Stored items
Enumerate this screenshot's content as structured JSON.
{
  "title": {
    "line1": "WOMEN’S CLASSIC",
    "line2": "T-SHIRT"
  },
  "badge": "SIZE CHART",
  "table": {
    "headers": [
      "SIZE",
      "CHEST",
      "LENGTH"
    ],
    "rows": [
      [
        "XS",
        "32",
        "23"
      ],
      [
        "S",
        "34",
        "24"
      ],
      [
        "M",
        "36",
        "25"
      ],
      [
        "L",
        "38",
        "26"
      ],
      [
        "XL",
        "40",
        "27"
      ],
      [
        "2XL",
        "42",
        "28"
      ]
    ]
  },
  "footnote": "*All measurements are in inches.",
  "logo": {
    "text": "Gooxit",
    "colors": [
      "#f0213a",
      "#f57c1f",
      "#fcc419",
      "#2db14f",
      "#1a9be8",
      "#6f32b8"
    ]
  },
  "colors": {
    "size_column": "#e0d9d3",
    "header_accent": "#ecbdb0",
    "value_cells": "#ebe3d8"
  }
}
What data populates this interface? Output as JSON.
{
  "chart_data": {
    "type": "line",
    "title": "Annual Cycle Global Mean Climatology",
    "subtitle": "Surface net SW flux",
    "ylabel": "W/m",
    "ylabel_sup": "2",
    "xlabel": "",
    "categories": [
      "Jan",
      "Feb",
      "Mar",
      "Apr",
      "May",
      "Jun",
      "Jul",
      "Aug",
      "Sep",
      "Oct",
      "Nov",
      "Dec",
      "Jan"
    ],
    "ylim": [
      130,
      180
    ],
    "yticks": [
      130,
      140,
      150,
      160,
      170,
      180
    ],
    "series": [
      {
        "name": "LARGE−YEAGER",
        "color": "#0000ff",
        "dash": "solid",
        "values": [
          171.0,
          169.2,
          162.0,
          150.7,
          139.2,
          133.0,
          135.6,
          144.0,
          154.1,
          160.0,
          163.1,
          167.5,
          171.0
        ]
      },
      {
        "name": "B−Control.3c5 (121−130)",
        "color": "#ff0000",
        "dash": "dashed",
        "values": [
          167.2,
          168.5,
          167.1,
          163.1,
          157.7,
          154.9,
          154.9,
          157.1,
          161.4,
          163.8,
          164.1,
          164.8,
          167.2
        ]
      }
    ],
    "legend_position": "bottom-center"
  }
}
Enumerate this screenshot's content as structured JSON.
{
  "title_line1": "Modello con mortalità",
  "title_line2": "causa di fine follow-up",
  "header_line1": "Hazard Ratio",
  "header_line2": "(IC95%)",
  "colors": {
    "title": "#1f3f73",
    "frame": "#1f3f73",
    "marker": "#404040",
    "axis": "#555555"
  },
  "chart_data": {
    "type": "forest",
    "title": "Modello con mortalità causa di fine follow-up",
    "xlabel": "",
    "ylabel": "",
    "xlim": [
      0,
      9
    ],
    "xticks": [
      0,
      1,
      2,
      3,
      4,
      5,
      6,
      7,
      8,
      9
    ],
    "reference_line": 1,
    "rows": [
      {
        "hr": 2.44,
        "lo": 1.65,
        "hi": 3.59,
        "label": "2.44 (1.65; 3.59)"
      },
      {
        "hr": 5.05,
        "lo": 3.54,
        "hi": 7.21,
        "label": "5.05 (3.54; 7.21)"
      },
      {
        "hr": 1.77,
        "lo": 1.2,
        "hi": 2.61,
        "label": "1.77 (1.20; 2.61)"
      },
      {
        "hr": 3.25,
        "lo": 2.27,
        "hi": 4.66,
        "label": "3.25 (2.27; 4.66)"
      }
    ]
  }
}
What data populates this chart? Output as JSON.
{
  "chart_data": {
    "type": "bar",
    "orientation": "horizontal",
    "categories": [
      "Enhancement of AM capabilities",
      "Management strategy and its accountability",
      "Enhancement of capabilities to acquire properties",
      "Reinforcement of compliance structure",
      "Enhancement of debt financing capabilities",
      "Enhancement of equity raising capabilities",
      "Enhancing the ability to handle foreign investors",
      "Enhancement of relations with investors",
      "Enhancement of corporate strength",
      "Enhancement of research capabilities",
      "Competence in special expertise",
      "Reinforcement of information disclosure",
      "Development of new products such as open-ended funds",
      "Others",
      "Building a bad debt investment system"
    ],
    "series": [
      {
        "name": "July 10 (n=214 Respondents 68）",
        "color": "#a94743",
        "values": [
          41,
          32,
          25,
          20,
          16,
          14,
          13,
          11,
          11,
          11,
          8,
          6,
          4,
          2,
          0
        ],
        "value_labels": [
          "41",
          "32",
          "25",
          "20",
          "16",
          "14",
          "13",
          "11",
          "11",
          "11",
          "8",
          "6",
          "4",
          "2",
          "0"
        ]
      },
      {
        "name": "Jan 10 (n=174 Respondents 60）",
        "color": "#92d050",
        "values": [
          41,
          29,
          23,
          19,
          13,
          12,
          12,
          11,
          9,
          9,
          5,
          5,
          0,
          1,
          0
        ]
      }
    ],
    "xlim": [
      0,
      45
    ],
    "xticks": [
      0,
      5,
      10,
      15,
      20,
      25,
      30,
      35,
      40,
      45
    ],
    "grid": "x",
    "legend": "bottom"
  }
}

* _YOUR GOAL_: Gather up every line in the data above that contains the word "follow", copying each one.

* _RESPONSE_:
  "title_line2": "causa di fine follow-up",
    "title": "Modello con mortalità causa di fine follow-up",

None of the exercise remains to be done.